Tarea A:
Sustituye "scoops" por "cacitos" y vuelve a escribir el pasaje del texto sobre la pechuga de pollo que comienza con "Según la entidad, media" y termina con "barras proteicas comerciales.".
Tarea B:
Prosigue el texto sobre la pechuga de pollo en la nutrición deportiva a partir de su última oración.

### Texto proporcionado

La pechuga de pollo, una aliada para la nutrición deportiva, según un estudio
Elegida históricamente por entrenadores, atletas y profesionales de la salud del deporte, la pechuga de pollo continúa posicionándose como un alimento natural ideal por su perfil nutricional y alta densidad de nutrientes a un bajo costo energético.
La pechuga de pollo ofrece un excelente aporte de proteínas de alto valor biológico y un gran poder de saciedad, destacan desde el Centro de Información de Nutrición de la Carne de Pollo (Cincap).
Según la entidad, media pechuga grande sin piel (aproximadamente 150 gramos) aporta casi 36 gramos de proteína y una pieza entera de 300 gramos alcanza los 72 gramos; y el aporte de media pechuga equivale nutricionalmente a entre 1 y 1.5 scoops de proteína de suero de leche o el contenido de entre 2 y 3 barras proteicas comerciales.
Esta carga proteica se obtiene aportando apenas unas 160 kcal (en la porción de 150 gramos), presentando un bajo contenido de sodio y una cantidad casi nula de grasas cuando se consume sin piel.
Esto permite a los deportistas e individuos activos diseñar platos balanceados sumando vegetales, hidratos de carbono y grasas de buena calidad de forma flexible.
Además, destaca el Cincap, las proteínas están compuestas por aminoácidos, de los cuales los Aminoácidos Esenciales (AAE) deben ser incorporados estrictamente a través de la dieta, ya que el organismo no puede sintetizarlos por sí mismo.

######
### Extractos de datos

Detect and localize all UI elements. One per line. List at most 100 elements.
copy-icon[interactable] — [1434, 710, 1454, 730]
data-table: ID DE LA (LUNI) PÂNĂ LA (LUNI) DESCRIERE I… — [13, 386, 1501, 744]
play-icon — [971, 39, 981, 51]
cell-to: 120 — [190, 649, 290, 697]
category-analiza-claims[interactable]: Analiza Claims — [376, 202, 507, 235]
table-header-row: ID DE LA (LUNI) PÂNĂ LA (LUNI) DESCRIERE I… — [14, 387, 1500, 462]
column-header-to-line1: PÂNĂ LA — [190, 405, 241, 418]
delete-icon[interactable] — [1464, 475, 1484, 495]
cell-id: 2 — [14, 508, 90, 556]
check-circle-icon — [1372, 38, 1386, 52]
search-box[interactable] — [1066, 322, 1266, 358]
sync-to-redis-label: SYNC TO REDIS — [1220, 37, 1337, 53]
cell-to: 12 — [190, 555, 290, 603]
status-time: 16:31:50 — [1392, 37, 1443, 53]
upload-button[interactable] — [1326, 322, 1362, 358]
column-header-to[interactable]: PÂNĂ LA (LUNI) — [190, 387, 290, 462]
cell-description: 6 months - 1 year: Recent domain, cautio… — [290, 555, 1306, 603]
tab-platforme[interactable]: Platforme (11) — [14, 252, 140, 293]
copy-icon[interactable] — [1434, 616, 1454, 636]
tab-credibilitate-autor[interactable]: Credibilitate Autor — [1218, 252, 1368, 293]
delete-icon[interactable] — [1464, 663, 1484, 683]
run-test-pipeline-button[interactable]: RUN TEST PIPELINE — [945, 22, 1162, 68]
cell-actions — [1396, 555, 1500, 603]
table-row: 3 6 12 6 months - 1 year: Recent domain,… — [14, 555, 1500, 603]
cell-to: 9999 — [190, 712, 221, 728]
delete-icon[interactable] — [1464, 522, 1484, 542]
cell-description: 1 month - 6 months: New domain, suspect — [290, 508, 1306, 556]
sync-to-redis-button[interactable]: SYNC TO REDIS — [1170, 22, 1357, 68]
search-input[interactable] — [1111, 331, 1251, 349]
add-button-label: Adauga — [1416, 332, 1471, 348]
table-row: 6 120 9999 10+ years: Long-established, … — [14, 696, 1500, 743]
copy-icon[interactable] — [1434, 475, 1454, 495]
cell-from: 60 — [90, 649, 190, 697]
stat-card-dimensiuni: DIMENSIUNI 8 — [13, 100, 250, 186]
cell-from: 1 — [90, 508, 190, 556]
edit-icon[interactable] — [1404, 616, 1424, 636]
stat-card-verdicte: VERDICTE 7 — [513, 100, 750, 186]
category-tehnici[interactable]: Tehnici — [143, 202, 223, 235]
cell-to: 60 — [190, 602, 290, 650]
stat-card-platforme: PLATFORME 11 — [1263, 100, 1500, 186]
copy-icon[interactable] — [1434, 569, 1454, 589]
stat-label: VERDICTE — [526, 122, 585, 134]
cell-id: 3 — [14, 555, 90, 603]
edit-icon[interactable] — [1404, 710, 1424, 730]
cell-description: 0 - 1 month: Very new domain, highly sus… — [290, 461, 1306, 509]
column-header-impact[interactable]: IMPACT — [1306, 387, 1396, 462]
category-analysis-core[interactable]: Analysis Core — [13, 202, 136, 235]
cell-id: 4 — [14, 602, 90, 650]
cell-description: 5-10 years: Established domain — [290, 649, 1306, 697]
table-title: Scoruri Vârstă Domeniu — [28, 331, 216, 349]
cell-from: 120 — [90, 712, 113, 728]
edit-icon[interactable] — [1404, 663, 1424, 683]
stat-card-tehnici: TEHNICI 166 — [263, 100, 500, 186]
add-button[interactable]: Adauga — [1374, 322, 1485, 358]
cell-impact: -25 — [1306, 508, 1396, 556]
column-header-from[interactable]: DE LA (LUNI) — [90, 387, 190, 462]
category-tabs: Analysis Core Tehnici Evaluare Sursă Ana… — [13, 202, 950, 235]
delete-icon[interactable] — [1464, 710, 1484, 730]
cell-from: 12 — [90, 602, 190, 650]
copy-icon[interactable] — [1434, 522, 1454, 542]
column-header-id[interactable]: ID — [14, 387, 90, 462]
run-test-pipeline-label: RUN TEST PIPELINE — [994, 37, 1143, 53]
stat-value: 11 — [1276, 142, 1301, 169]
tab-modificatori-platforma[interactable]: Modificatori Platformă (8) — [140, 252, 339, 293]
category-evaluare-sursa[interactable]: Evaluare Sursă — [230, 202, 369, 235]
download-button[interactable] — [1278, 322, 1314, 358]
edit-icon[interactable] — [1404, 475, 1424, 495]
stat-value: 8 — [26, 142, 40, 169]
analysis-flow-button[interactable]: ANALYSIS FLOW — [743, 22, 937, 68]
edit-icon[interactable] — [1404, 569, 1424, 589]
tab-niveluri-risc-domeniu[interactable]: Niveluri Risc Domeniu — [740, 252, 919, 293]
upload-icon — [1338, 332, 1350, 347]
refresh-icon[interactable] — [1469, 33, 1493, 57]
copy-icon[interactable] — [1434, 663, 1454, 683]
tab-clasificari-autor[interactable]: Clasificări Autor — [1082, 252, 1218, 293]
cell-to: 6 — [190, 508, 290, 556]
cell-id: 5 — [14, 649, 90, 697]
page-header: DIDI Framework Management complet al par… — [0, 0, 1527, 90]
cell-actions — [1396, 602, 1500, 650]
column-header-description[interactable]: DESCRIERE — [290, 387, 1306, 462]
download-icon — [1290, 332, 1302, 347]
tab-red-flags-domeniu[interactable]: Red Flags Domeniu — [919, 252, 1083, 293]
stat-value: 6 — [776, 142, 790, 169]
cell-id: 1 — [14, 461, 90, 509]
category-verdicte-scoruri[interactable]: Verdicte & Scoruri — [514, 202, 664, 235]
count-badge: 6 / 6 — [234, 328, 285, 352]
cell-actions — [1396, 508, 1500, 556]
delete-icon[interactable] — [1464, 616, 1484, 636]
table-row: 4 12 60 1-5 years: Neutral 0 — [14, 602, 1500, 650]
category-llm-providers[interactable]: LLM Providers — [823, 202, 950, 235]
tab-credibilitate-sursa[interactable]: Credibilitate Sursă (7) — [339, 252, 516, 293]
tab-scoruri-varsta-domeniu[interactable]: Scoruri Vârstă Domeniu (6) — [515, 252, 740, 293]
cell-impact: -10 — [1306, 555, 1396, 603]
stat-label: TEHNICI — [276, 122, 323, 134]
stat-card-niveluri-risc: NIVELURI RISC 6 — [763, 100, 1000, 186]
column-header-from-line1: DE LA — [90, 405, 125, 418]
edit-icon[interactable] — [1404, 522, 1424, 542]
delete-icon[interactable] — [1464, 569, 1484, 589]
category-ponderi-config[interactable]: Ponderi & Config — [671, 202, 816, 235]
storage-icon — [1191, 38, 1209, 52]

######

Respuesta A:
Según la entidad, media pechuga grande sin piel (aproximadamente 150 gramos) aporta casi 36 gramos de proteína y una pieza entera de 300 gramos alcanza los 72 gramos; y el aporte de media pechuga equivale nutricionalmente a entre 1 y 1.5 cacitos de proteína de suero de leche o el contenido de entre 2 y 3 barras proteicas comerciales.

Respuesta B:
Dentro de este grupo, cobran especial relevancia los Aminoácidos de Cadena Ramificada (AAR): valina, leucina e isoleucina, componentes fundamentales en el ámbito deportivo debido a que estimulan directamente la síntesis de proteínas musculares, disminuyen la percepción de la fatiga y aceleran los procesos de recuperación post-esfuerzo.
En este sentido, 38% de los aminoácidos esenciales presentes en la carne de pollo corresponden a aminoácidos ramificados, otorgándole una ventaja biológica determinante.
La pechuga de pollo aporta también vitaminas del complejo B y minerales esenciales de alta biodisponibilidad como hierro, selenio, zinc, magnesio, potasio y fósforo.
Así, por su versatilidad, accesibilidad, y una estructura molecular que se adecúa a las exigencias de la construcción y reparación muscular, la pechuga de pollo se reafirma como una aliada de la nutrición fitness, concluyen desde el Cincap.